> [Task material]
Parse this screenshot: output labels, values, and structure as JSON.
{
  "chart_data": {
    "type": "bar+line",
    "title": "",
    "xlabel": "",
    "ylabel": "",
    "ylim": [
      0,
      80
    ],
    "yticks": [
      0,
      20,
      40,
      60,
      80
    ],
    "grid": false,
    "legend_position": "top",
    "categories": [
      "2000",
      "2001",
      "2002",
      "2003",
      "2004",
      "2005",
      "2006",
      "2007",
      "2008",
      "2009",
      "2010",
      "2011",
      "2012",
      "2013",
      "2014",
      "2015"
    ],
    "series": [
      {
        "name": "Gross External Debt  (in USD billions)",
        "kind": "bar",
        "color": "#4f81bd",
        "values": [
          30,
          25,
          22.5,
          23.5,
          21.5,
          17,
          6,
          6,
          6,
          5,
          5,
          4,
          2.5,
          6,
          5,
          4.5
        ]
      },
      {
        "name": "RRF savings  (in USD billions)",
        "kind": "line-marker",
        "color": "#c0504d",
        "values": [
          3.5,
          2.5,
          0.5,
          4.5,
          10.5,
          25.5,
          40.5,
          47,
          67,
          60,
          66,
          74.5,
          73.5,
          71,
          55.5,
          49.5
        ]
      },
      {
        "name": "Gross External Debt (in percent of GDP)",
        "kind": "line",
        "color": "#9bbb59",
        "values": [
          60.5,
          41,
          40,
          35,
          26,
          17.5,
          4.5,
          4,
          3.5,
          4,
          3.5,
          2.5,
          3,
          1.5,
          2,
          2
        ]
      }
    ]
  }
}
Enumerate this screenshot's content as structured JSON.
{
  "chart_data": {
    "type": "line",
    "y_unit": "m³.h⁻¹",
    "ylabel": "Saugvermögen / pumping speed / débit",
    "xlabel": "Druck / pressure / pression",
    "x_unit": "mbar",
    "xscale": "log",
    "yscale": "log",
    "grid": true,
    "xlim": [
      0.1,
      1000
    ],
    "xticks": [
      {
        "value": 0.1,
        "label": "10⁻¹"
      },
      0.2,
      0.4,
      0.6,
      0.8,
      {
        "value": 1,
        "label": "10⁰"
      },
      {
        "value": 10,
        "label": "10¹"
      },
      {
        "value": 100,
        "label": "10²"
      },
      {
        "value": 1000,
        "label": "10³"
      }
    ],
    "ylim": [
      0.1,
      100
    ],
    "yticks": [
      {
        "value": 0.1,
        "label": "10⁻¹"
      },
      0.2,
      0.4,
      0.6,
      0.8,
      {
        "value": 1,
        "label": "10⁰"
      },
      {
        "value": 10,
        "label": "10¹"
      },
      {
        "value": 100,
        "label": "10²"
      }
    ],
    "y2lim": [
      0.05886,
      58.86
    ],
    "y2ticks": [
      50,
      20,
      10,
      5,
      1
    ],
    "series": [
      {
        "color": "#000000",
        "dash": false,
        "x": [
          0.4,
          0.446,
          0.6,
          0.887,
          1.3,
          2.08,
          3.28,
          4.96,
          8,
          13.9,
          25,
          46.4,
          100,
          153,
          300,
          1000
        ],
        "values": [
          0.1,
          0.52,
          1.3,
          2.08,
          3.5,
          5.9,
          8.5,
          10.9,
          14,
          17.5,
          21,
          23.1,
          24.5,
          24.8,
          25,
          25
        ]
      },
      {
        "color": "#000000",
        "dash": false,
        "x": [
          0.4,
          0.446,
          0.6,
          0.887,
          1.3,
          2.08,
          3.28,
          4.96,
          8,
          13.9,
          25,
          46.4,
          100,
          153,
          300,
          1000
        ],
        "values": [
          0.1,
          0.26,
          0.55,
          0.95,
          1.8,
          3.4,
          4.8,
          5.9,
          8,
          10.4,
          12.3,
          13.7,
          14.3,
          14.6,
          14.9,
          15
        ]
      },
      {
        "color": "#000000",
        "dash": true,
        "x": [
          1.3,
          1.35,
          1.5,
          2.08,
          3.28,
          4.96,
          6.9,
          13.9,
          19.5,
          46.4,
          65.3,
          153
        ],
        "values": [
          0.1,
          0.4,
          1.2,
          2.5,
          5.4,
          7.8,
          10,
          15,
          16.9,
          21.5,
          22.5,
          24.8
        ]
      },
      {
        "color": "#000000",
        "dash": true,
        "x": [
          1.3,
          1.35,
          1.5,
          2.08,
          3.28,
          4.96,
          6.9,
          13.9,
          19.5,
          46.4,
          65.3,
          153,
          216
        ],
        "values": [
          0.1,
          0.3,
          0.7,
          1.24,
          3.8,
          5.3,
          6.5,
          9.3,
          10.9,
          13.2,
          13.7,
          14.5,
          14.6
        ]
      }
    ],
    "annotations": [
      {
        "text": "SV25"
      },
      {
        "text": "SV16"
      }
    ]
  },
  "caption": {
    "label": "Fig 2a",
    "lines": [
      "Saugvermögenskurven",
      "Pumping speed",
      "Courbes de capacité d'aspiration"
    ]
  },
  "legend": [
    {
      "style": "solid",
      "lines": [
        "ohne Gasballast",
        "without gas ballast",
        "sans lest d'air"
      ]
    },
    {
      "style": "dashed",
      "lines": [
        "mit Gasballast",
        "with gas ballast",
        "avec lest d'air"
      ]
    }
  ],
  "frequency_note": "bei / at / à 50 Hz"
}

==

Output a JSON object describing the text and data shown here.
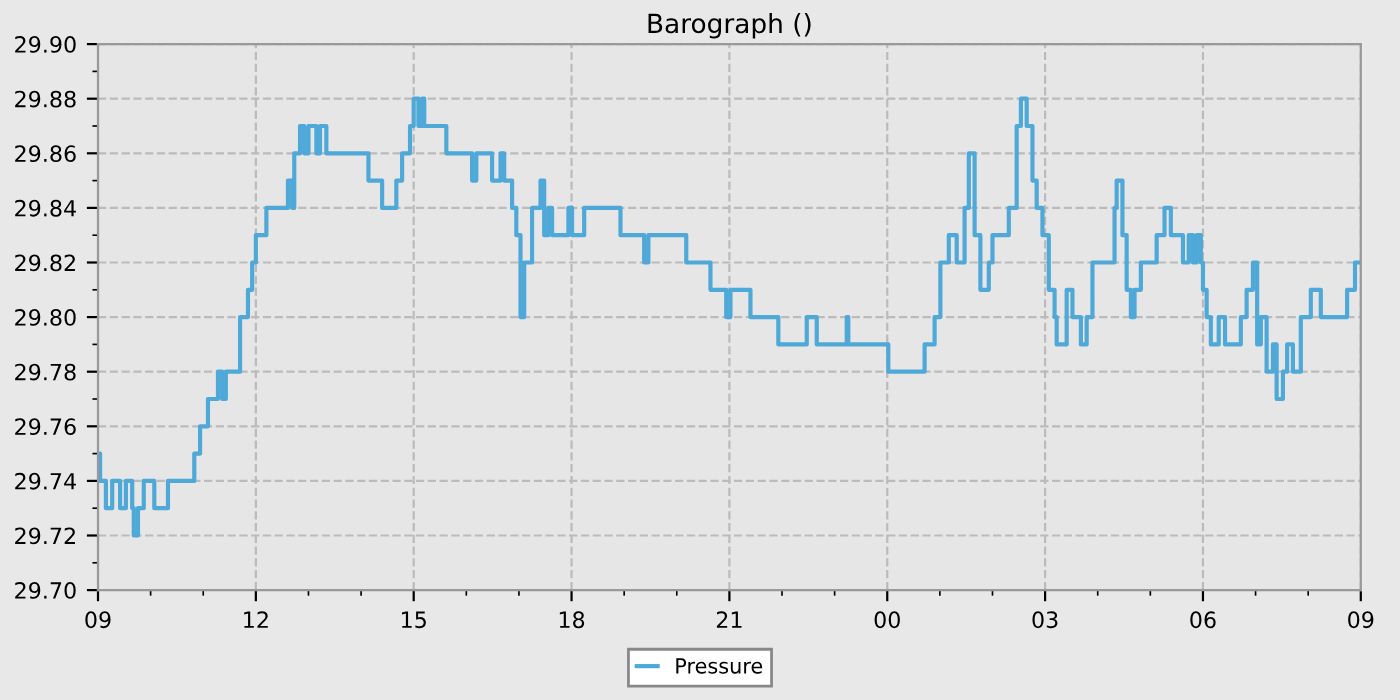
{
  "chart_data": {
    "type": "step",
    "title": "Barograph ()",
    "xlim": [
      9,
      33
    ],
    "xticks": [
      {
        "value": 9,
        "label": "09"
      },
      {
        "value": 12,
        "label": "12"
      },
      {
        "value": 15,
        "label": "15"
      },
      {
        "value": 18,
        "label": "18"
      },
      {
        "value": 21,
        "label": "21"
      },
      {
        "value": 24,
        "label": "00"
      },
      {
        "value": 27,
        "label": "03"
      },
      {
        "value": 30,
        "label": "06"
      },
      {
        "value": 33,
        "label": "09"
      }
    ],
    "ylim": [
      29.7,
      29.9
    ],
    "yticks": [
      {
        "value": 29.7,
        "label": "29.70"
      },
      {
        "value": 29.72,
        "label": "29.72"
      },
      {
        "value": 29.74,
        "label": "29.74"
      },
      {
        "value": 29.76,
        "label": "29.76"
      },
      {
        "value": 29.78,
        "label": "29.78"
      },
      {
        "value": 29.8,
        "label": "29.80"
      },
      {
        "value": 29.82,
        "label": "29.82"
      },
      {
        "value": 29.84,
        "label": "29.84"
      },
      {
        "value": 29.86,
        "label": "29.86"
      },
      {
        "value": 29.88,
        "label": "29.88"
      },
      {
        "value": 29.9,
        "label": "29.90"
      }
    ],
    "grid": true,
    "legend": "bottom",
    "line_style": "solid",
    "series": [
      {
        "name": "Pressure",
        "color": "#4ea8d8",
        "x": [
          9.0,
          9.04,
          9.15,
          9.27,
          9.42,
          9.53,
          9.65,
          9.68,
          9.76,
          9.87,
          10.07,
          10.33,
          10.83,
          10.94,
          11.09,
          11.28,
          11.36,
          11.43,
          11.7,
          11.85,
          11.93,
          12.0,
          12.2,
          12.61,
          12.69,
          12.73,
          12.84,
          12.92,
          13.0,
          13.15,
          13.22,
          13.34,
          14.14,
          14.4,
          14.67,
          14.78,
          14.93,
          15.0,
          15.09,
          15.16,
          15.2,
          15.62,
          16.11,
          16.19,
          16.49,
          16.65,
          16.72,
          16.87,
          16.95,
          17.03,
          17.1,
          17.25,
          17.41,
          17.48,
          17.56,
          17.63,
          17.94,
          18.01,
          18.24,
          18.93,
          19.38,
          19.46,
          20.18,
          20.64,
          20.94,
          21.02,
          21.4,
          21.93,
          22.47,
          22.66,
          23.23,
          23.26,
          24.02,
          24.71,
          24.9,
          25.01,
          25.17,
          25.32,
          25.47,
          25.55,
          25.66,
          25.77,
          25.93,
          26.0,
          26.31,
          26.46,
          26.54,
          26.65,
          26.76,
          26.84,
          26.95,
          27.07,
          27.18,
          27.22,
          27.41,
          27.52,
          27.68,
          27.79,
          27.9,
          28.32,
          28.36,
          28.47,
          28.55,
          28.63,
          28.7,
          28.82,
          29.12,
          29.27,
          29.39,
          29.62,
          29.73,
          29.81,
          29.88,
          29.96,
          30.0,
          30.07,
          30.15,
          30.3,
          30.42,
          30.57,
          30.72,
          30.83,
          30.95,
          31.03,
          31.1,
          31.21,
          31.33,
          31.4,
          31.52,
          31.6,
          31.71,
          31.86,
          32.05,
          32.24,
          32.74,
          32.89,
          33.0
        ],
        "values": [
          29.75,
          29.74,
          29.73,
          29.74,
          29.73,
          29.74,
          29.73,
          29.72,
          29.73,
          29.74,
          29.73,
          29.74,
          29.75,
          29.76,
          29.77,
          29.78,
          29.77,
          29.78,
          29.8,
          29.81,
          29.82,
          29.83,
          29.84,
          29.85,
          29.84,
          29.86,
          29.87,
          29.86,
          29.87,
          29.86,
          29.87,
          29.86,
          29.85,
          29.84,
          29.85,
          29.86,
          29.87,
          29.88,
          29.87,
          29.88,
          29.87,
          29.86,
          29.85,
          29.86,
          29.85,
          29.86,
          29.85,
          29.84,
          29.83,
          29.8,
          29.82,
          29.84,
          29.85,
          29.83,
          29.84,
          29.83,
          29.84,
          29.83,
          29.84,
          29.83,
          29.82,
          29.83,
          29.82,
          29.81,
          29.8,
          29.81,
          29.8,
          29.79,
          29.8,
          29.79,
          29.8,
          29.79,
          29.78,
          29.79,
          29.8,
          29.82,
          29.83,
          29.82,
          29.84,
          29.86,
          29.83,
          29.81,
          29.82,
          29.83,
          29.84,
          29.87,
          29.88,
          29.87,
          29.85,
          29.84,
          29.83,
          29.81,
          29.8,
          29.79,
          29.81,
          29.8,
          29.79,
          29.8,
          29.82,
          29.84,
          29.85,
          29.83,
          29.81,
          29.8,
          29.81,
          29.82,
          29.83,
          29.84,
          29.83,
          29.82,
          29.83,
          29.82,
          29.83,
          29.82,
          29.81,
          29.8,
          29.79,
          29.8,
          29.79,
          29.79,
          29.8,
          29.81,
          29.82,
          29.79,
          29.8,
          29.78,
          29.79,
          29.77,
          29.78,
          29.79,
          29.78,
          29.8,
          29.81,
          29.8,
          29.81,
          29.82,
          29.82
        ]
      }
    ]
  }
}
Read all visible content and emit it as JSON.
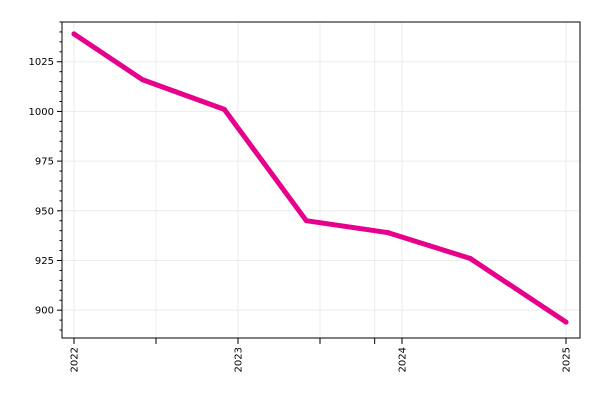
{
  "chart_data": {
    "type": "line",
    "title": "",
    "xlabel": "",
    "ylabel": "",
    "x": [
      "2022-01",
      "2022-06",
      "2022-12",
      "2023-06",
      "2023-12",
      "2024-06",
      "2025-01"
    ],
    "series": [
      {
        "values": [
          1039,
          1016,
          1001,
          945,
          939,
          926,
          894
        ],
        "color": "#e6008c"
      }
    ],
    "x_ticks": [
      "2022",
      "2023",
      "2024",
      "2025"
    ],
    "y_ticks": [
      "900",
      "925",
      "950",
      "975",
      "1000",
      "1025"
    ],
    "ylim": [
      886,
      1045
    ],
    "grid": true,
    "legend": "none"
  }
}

* * *

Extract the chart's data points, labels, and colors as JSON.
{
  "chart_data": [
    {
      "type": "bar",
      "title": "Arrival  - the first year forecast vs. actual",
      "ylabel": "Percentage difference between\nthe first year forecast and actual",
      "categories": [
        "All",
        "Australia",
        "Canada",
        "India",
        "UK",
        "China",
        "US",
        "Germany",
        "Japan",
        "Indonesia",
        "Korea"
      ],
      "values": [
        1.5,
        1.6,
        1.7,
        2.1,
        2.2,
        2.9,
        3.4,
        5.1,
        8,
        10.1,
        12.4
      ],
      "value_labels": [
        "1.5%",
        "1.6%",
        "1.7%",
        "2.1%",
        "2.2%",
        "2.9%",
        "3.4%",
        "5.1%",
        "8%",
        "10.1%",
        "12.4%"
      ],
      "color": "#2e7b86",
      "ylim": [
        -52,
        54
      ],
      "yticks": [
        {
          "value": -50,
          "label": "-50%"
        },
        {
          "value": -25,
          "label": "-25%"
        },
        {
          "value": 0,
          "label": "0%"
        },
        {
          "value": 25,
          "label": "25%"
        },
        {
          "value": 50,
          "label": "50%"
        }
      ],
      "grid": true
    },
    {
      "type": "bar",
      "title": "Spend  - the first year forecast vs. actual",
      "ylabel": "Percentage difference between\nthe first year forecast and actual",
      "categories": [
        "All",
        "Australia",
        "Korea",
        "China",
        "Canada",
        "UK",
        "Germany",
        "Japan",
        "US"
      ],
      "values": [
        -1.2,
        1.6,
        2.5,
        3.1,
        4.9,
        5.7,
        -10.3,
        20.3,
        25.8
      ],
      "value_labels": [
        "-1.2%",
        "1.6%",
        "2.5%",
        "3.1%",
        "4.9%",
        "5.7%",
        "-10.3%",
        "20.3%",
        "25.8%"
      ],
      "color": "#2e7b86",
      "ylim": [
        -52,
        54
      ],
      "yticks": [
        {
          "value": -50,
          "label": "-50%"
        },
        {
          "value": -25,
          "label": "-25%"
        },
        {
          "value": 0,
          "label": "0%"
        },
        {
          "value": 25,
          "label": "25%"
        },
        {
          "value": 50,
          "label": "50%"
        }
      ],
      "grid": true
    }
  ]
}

> [Instructions for the task]
Extract every line from the records above that contains the word "title".

> [Response to this exercise]
    "title": "",
    "title": "Barograph ()",
    "title": "",
      "title": "Arrival  - the first year forecast vs. actual",
      "title": "Spend  - the first year forecast vs. actual",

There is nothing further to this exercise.